(Dataset records)
>>>>
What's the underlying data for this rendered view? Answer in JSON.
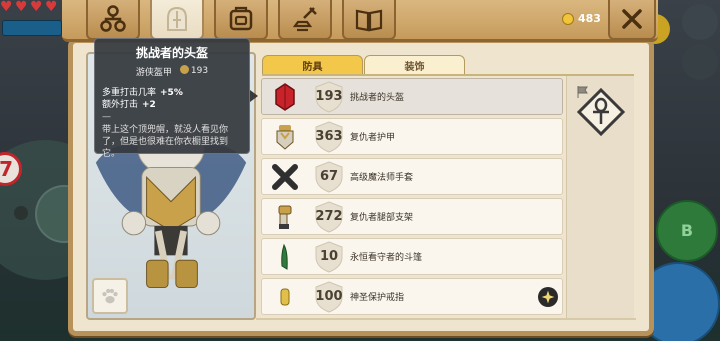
{
  "game": {
    "hearts": [
      "heart",
      "heart",
      "heart",
      "heart"
    ],
    "left_badge_text": "7",
    "b_button_label": "B"
  },
  "topbar": {
    "tabs": [
      {
        "name": "skills",
        "icon": "skill-tree-icon"
      },
      {
        "name": "equipment",
        "icon": "helmet-icon"
      },
      {
        "name": "inventory",
        "icon": "backpack-icon"
      },
      {
        "name": "crafting",
        "icon": "anvil-hammer-icon"
      },
      {
        "name": "map",
        "icon": "map-book-icon"
      }
    ],
    "coins": "483",
    "close_icon": "close-icon"
  },
  "tooltip": {
    "title": "挑战者的头盔",
    "type": "游侠盔甲",
    "level": "193",
    "stats": [
      {
        "label": "多重打击几率",
        "value": "+5%"
      },
      {
        "label": "额外打击",
        "value": "+2"
      }
    ],
    "dash": "—",
    "description": "带上这个顶兜帽，就没人看见你了，但是也很难在你衣橱里找到它。"
  },
  "subtabs": {
    "armor": "防具",
    "decoration": "装饰"
  },
  "items": [
    {
      "level": "193",
      "name": "挑战者的头盔",
      "icon": "red-helmet-icon",
      "selected": true
    },
    {
      "level": "363",
      "name": "复仇者护甲",
      "icon": "gold-armor-icon",
      "selected": false
    },
    {
      "level": "67",
      "name": "高级魔法师手套",
      "icon": "crossed-gloves-icon",
      "selected": false
    },
    {
      "level": "272",
      "name": "复仇者腿部支架",
      "icon": "leg-armor-icon",
      "selected": false
    },
    {
      "level": "10",
      "name": "永恒看守者的斗篷",
      "icon": "green-cloak-icon",
      "selected": false
    },
    {
      "level": "100",
      "name": "神圣保护戒指",
      "icon": "gold-ring-icon",
      "selected": false
    }
  ],
  "right_slot": {
    "icon": "ankh-icon",
    "flag_icon": "flag-icon"
  },
  "colors": {
    "panel_bg": "#efe4ce",
    "topbar": "#c69b5c",
    "active_subtab": "#f3c84a",
    "tooltip_bg": "#363a40",
    "coin": "#f1c43a"
  }
}
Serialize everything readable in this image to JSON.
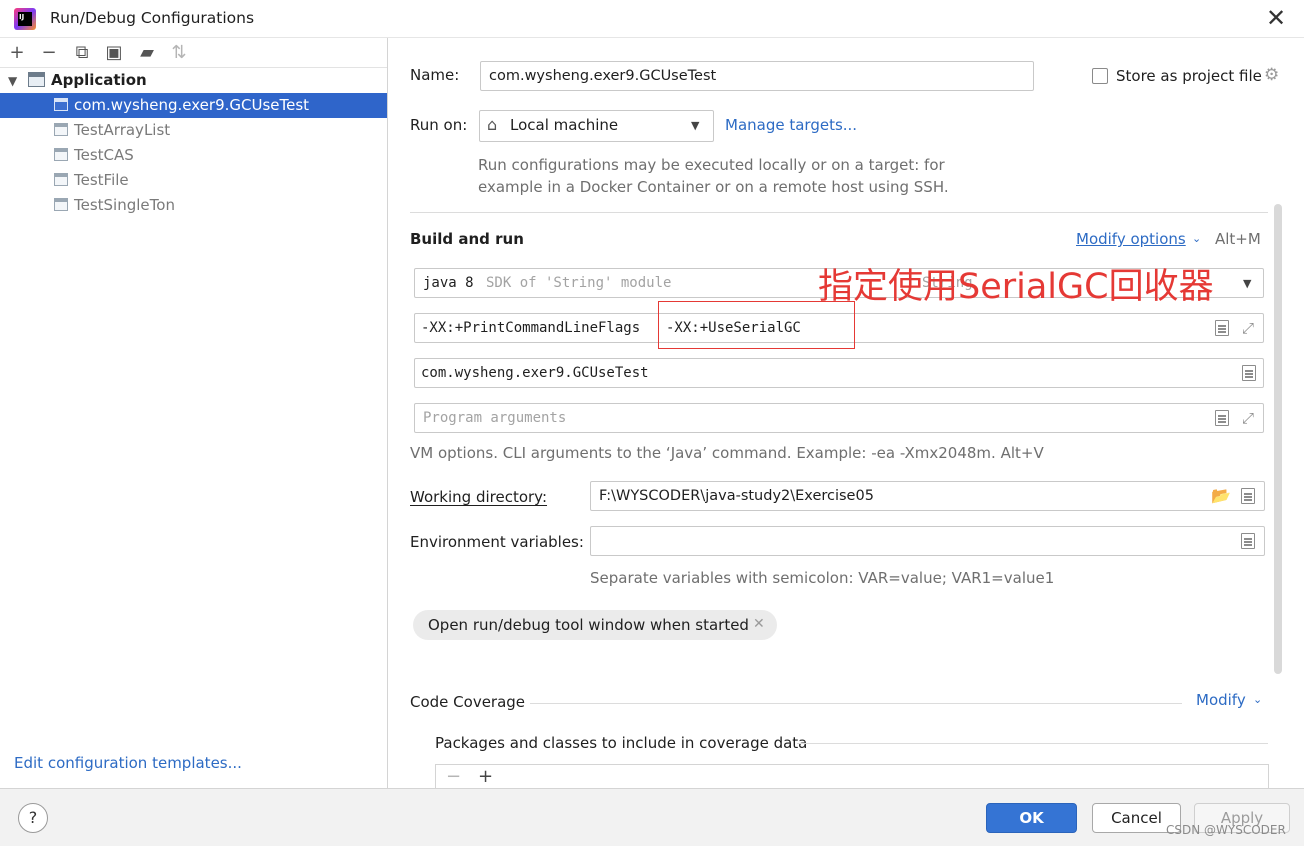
{
  "window": {
    "title": "Run/Debug Configurations"
  },
  "left_panel": {
    "toolbar": [
      "plus-icon",
      "minus-icon",
      "copy-icon",
      "save-icon",
      "folder-add-icon",
      "sort-icon"
    ],
    "tree": {
      "group": "Application",
      "items": [
        {
          "label": "com.wysheng.exer9.GCUseTest",
          "selected": true
        },
        {
          "label": "TestArrayList",
          "selected": false
        },
        {
          "label": "TestCAS",
          "selected": false
        },
        {
          "label": "TestFile",
          "selected": false
        },
        {
          "label": "TestSingleTon",
          "selected": false
        }
      ]
    },
    "edit_templates_link": "Edit configuration templates..."
  },
  "form": {
    "name_label": "Name:",
    "name_value": "com.wysheng.exer9.GCUseTest",
    "store_label": "Store as project file",
    "run_on_label": "Run on:",
    "run_on_value": "Local machine",
    "manage_targets": "Manage targets...",
    "run_on_hint_1": "Run configurations may be executed locally or on a target: for",
    "run_on_hint_2": "example in a Docker Container or on a remote host using SSH.",
    "build_and_run": "Build and run",
    "modify_options": "Modify options",
    "modify_shortcut": "Alt+M",
    "jre_value": "java 8",
    "jre_hint": "SDK of 'String' module",
    "jre_hint_right": "String",
    "vm_options_value_1": "-XX:+PrintCommandLineFlags",
    "vm_options_value_2": "-XX:+UseSerialGC",
    "main_class_value": "com.wysheng.exer9.GCUseTest",
    "program_args_placeholder": "Program arguments",
    "vm_hint": "VM options. CLI arguments to the ‘Java’ command. Example: -ea -Xmx2048m. Alt+V",
    "working_dir_label": "Working directory:",
    "working_dir_value": "F:\\WYSCODER\\java-study2\\Exercise05",
    "env_label": "Environment variables:",
    "env_hint": "Separate variables with semicolon: VAR=value; VAR1=value1",
    "chip_label": "Open run/debug tool window when started",
    "code_coverage": "Code Coverage",
    "modify": "Modify",
    "packages_label": "Packages and classes to include in coverage data"
  },
  "annotation": "指定使用SerialGC回收器",
  "buttons": {
    "ok": "OK",
    "cancel": "Cancel",
    "apply": "Apply",
    "help": "?"
  },
  "watermark": "CSDN @WYSCODER",
  "colors": {
    "selection": "#2f65ca",
    "link": "#2d6bc4",
    "ok_button": "#3574d4",
    "annotation": "#e53935"
  }
}
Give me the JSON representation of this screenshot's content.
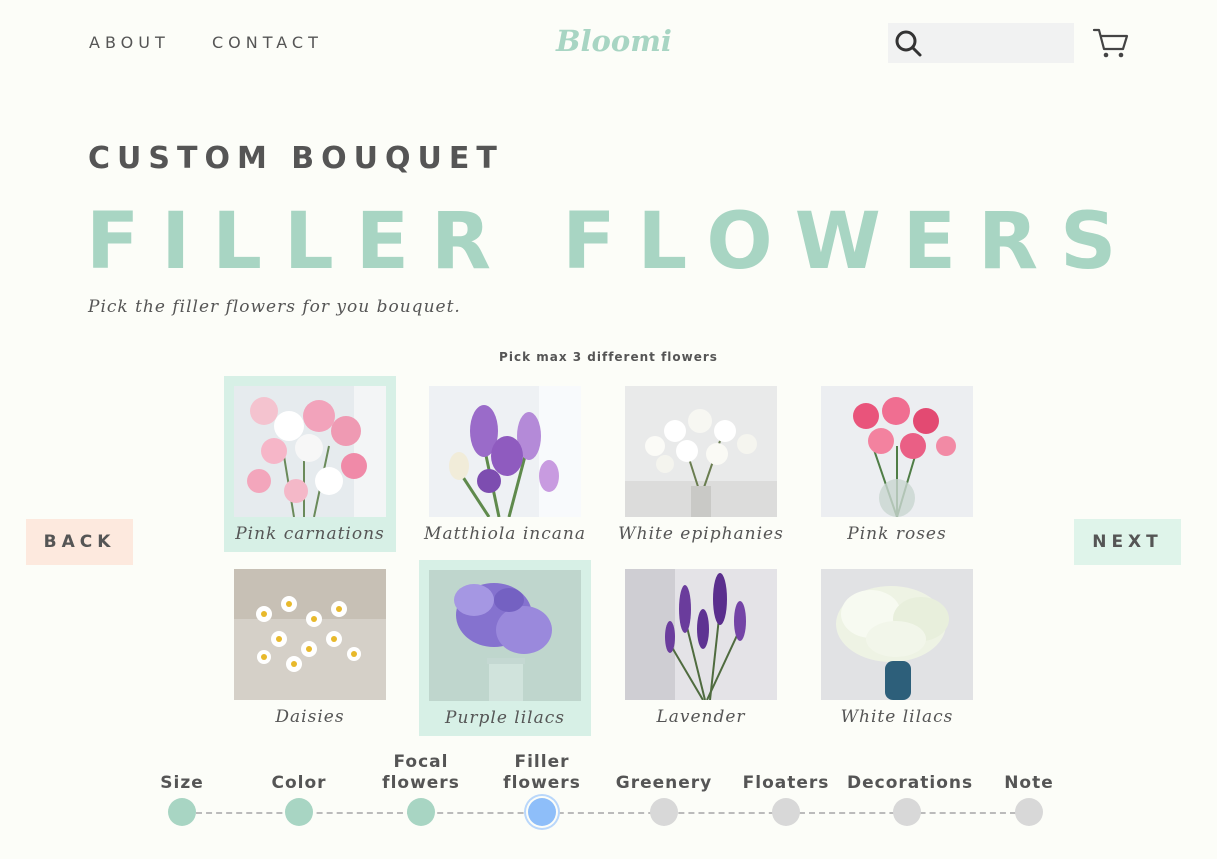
{
  "header": {
    "nav": [
      "ABOUT",
      "CONTACT"
    ],
    "logo": "Bloomi",
    "search_placeholder": ""
  },
  "page": {
    "subtitle": "CUSTOM BOUQUET",
    "title": "FILLER FLOWERS",
    "intro": "Pick the filler flowers for you bouquet.",
    "hint": "Pick max 3 different flowers"
  },
  "flowers": [
    {
      "name": "Pink carnations",
      "selected": true
    },
    {
      "name": "Matthiola incana",
      "selected": false
    },
    {
      "name": "White epiphanies",
      "selected": false
    },
    {
      "name": "Pink roses",
      "selected": false
    },
    {
      "name": "Daisies",
      "selected": false
    },
    {
      "name": "Purple lilacs",
      "selected": true
    },
    {
      "name": "Lavender",
      "selected": false
    },
    {
      "name": "White lilacs",
      "selected": false
    }
  ],
  "buttons": {
    "back": "BACK",
    "next": "NEXT"
  },
  "steps": [
    {
      "label": "Size",
      "state": "done"
    },
    {
      "label": "Color",
      "state": "done"
    },
    {
      "label": "Focal flowers",
      "state": "done"
    },
    {
      "label": "Filler flowers",
      "state": "current"
    },
    {
      "label": "Greenery",
      "state": "todo"
    },
    {
      "label": "Floaters",
      "state": "todo"
    },
    {
      "label": "Decorations",
      "state": "todo"
    },
    {
      "label": "Note",
      "state": "todo"
    }
  ],
  "colors": {
    "accent": "#a8d5c3",
    "selected_bg": "#d7f0e6",
    "back_bg": "#fde9de",
    "next_bg": "#dff4ea",
    "current_step": "#8ebef9",
    "pending_step": "#d8d8d8"
  }
}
<<<<
• _TASK PROMPT_: Search the lines for "arguments". Copy each line that has it.

• _RIGHT ANSWER_:
    "program_args_placeholder": "Program arguments",
    "vm_hint": "VM options. CLI arguments to the ‘Java’ command. Example: -ea -Xmx2048m. Alt+V",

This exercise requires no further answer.